[start of Information given]

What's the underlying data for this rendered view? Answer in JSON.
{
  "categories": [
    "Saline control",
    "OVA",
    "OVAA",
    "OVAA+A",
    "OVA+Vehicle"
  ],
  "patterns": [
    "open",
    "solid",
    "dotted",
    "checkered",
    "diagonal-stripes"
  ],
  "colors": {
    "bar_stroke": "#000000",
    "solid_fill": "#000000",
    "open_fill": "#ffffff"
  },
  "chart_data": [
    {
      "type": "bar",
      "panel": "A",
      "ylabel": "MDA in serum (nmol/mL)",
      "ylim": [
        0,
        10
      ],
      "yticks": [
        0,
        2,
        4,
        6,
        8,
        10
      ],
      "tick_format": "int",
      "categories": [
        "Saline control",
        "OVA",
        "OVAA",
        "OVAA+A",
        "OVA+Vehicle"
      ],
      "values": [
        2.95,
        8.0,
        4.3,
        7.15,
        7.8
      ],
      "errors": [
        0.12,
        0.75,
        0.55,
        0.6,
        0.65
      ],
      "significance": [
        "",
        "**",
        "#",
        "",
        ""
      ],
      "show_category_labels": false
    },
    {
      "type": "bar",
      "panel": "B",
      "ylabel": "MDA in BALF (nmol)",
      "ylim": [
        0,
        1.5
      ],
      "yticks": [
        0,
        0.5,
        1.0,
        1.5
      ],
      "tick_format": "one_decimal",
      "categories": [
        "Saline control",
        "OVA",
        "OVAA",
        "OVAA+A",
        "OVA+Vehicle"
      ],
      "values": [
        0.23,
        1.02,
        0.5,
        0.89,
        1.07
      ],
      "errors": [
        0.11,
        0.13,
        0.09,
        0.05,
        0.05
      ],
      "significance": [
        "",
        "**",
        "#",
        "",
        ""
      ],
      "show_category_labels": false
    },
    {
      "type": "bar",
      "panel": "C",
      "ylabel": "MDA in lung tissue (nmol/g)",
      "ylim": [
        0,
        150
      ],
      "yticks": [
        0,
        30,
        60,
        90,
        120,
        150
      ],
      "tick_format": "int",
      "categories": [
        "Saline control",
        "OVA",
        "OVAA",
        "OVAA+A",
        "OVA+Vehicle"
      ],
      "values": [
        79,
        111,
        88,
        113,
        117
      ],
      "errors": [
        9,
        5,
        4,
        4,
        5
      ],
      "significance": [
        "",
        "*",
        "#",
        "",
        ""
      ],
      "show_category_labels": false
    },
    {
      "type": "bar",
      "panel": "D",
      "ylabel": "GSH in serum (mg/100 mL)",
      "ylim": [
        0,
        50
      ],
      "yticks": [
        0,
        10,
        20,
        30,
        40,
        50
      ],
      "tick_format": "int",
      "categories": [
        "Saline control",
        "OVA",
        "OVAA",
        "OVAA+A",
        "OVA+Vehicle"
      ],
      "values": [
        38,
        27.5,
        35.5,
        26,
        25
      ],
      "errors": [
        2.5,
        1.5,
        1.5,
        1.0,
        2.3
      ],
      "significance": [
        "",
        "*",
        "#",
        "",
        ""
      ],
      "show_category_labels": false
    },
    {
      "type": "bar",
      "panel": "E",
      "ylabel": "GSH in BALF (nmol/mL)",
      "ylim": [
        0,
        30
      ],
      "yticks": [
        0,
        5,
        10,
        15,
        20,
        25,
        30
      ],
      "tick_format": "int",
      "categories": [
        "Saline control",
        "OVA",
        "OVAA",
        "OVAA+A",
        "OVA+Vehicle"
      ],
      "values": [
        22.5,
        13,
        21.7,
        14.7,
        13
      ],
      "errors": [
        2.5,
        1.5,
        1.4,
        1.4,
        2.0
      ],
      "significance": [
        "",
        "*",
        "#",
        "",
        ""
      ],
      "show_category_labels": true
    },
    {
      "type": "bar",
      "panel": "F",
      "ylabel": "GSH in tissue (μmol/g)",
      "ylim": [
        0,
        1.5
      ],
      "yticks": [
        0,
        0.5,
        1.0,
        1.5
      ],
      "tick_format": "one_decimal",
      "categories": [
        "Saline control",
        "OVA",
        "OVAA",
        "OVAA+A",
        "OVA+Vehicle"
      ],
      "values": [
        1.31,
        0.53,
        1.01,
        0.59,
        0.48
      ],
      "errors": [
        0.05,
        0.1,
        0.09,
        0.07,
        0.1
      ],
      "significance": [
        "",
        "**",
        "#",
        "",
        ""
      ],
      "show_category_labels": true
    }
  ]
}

[end of Information given]
[start of Information given]

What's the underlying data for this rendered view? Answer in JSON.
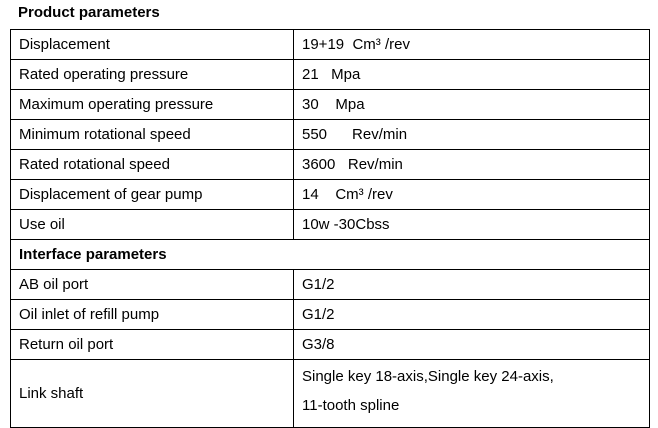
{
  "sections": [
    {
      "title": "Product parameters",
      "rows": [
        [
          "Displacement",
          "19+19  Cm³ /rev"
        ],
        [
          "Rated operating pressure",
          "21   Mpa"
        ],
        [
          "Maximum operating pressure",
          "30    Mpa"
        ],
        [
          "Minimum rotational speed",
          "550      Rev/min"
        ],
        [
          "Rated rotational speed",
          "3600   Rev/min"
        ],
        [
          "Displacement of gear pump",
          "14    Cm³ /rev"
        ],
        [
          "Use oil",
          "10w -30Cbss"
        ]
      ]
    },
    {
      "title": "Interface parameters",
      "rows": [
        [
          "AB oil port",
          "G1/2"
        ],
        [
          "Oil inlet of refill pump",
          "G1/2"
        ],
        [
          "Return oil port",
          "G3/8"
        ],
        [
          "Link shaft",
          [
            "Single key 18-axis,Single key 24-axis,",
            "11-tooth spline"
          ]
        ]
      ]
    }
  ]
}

[end of Information given]

- _Task goal_
Copy every line of the listing where the word "BALF" appears.

- _Output below_
      "ylabel": "MDA in BALF (nmol)",
      "ylabel": "GSH in BALF (nmol/mL)",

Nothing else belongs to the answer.